Quote all of the entries word for word.

AVAILABLE DATA:
* BEGIN *

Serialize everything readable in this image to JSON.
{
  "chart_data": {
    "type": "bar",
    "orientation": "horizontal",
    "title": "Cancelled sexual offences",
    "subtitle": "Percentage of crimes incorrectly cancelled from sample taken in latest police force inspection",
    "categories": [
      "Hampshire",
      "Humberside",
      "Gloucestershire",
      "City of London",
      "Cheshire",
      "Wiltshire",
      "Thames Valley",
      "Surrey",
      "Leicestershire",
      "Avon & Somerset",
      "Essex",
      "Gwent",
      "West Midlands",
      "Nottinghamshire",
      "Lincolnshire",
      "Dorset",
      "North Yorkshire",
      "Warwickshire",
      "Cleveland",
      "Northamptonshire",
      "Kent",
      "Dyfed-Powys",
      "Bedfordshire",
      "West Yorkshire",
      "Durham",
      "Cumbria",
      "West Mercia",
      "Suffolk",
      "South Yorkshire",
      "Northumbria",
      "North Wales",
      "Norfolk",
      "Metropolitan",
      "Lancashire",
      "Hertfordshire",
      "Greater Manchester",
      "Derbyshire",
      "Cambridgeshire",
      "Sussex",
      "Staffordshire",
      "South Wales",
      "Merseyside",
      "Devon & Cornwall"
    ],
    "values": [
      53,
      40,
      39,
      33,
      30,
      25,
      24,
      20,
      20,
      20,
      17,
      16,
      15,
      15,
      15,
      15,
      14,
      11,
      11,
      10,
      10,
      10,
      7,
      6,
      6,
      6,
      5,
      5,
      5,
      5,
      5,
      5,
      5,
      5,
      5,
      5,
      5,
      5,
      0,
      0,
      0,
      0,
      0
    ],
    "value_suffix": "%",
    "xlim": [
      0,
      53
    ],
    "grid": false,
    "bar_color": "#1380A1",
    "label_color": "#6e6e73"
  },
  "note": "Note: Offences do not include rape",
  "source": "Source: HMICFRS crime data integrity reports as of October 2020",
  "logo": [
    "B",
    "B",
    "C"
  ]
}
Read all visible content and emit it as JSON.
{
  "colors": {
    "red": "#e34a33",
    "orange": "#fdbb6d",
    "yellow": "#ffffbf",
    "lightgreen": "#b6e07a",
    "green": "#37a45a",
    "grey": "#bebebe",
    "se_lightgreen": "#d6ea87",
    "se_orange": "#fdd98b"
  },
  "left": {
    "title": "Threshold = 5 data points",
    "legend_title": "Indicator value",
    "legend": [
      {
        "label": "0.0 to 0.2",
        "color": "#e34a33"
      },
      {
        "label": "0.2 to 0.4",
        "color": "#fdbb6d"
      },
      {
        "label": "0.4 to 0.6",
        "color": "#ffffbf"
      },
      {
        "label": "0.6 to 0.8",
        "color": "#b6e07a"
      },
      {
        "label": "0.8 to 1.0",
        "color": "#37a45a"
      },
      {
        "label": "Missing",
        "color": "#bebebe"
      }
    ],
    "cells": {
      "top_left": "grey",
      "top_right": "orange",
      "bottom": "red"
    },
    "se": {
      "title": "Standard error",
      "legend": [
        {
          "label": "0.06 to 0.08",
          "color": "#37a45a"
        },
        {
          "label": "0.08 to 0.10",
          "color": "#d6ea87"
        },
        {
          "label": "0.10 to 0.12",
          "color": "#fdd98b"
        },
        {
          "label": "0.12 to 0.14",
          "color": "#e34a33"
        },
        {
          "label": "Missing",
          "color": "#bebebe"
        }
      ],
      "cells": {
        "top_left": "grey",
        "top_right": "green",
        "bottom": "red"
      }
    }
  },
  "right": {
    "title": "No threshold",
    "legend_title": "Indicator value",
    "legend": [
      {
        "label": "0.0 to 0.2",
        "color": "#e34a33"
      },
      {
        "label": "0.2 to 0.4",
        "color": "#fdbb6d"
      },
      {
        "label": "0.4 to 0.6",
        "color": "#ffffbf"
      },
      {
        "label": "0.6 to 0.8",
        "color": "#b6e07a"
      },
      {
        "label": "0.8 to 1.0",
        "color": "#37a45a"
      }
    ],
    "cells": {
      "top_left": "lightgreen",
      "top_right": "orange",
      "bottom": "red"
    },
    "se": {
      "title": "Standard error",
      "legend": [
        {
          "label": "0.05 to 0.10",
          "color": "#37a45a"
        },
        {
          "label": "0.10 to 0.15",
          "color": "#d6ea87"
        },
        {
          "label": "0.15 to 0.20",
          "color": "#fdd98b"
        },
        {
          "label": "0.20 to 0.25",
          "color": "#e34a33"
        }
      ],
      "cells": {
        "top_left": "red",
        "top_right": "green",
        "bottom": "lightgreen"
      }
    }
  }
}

* END *

ANSWER:
Serialize everything readable in this image to JSON.
{
  "chart_data": {
    "type": "bar",
    "orientation": "horizontal",
    "title": "Cancelled sexual offences",
    "subtitle": "Percentage of crimes incorrectly cancelled from sample taken in latest police force inspection",
    "categories": [
      "Hampshire",
      "Humberside",
      "Gloucestershire",
      "City of London",
      "Cheshire",
      "Wiltshire",
      "Thames Valley",
      "Surrey",
      "Leicestershire",
      "Avon & Somerset",
      "Essex",
      "Gwent",
      "West Midlands",
      "Nottinghamshire",
      "Lincolnshire",
      "Dorset",
      "North Yorkshire",
      "Warwickshire",
      "Cleveland",
      "Northamptonshire",
      "Kent",
      "Dyfed-Powys",
      "Bedfordshire",
      "West Yorkshire",
      "Durham",
      "Cumbria",
      "West Mercia",
      "Suffolk",
      "South Yorkshire",
      "Northumbria",
      "North Wales",
      "Norfolk",
      "Metropolitan",
      "Lancashire",
      "Hertfordshire",
      "Greater Manchester",
      "Derbyshire",
      "Cambridgeshire",
      "Sussex",
      "Staffordshire",
      "South Wales",
      "Merseyside",
      "Devon & Cornwall"
    ],
    "values": [
      53,
      40,
      39,
      33,
      30,
      25,
      24,
      20,
      20,
      20,
      17,
      16,
      15,
      15,
      15,
      15,
      14,
      11,
      11,
      10,
      10,
      10,
      7,
      6,
      6,
      6,
      5,
      5,
      5,
      5,
      5,
      5,
      5,
      5,
      5,
      5,
      5,
      5,
      0,
      0,
      0,
      0,
      0
    ],
    "value_suffix": "%",
    "xlim": [
      0,
      53
    ],
    "grid": false,
    "bar_color": "#1380A1",
    "label_color": "#6e6e73"
  },
  "note": "Note: Offences do not include rape",
  "source": "Source: HMICFRS crime data integrity reports as of October 2020",
  "logo": [
    "B",
    "B",
    "C"
  ]
}
Read all visible content and emit it as JSON.
{
  "colors": {
    "red": "#e34a33",
    "orange": "#fdbb6d",
    "yellow": "#ffffbf",
    "lightgreen": "#b6e07a",
    "green": "#37a45a",
    "grey": "#bebebe",
    "se_lightgreen": "#d6ea87",
    "se_orange": "#fdd98b"
  },
  "left": {
    "title": "Threshold = 5 data points",
    "legend_title": "Indicator value",
    "legend": [
      {
        "label": "0.0 to 0.2",
        "color": "#e34a33"
      },
      {
        "label": "0.2 to 0.4",
        "color": "#fdbb6d"
      },
      {
        "label": "0.4 to 0.6",
        "color": "#ffffbf"
      },
      {
        "label": "0.6 to 0.8",
        "color": "#b6e07a"
      },
      {
        "label": "0.8 to 1.0",
        "color": "#37a45a"
      },
      {
        "label": "Missing",
        "color": "#bebebe"
      }
    ],
    "cells": {
      "top_left": "grey",
      "top_right": "orange",
      "bottom": "red"
    },
    "se": {
      "title": "Standard error",
      "legend": [
        {
          "label": "0.06 to 0.08",
          "color": "#37a45a"
        },
        {
          "label": "0.08 to 0.10",
          "color": "#d6ea87"
        },
        {
          "label": "0.10 to 0.12",
          "color": "#fdd98b"
        },
        {
          "label": "0.12 to 0.14",
          "color": "#e34a33"
        },
        {
          "label": "Missing",
          "color": "#bebebe"
        }
      ],
      "cells": {
        "top_left": "grey",
        "top_right": "green",
        "bottom": "red"
      }
    }
  },
  "right": {
    "title": "No threshold",
    "legend_title": "Indicator value",
    "legend": [
      {
        "label": "0.0 to 0.2",
        "color": "#e34a33"
      },
      {
        "label": "0.2 to 0.4",
        "color": "#fdbb6d"
      },
      {
        "label": "0.4 to 0.6",
        "color": "#ffffbf"
      },
      {
        "label": "0.6 to 0.8",
        "color": "#b6e07a"
      },
      {
        "label": "0.8 to 1.0",
        "color": "#37a45a"
      }
    ],
    "cells": {
      "top_left": "lightgreen",
      "top_right": "orange",
      "bottom": "red"
    },
    "se": {
      "title": "Standard error",
      "legend": [
        {
          "label": "0.05 to 0.10",
          "color": "#37a45a"
        },
        {
          "label": "0.10 to 0.15",
          "color": "#d6ea87"
        },
        {
          "label": "0.15 to 0.20",
          "color": "#fdd98b"
        },
        {
          "label": "0.20 to 0.25",
          "color": "#e34a33"
        }
      ],
      "cells": {
        "top_left": "red",
        "top_right": "green",
        "bottom": "lightgreen"
      }
    }
  }
}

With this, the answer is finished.